--- start of Record excerpts ---

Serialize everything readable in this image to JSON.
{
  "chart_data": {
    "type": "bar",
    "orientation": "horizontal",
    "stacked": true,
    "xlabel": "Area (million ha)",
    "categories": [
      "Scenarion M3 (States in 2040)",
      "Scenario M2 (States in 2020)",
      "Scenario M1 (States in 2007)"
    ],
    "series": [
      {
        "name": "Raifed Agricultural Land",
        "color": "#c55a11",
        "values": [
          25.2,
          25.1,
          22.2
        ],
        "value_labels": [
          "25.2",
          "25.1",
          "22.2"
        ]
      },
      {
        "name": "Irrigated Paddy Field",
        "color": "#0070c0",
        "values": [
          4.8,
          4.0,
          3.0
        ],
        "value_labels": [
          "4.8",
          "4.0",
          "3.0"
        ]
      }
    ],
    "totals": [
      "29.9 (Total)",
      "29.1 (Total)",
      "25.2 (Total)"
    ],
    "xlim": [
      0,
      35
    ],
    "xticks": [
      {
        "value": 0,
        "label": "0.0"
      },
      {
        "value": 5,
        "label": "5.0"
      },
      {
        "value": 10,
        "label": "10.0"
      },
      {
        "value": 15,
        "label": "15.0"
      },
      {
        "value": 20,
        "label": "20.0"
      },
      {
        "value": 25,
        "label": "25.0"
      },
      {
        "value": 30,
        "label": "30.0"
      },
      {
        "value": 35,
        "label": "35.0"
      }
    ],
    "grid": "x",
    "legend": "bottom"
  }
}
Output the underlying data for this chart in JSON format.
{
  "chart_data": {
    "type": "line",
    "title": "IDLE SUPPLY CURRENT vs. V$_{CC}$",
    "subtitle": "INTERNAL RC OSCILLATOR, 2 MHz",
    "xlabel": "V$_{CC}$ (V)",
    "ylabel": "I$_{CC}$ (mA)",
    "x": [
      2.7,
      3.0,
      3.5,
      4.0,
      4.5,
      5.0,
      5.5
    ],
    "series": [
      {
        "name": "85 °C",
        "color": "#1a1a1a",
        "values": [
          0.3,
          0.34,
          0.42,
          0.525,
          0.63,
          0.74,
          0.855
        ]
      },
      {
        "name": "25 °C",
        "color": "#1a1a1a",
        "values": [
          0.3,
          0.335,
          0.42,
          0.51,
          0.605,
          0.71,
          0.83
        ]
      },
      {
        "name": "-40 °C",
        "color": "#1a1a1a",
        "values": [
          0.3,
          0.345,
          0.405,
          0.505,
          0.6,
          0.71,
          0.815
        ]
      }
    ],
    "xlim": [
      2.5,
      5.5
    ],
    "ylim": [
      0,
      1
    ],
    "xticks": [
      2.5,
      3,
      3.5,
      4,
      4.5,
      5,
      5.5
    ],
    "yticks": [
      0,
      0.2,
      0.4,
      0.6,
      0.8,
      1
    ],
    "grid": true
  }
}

--- end of Record excerpts ---

Directions:
Above are entries; state the number of lines among them that contain "this", and nothing else.

Answer below:
2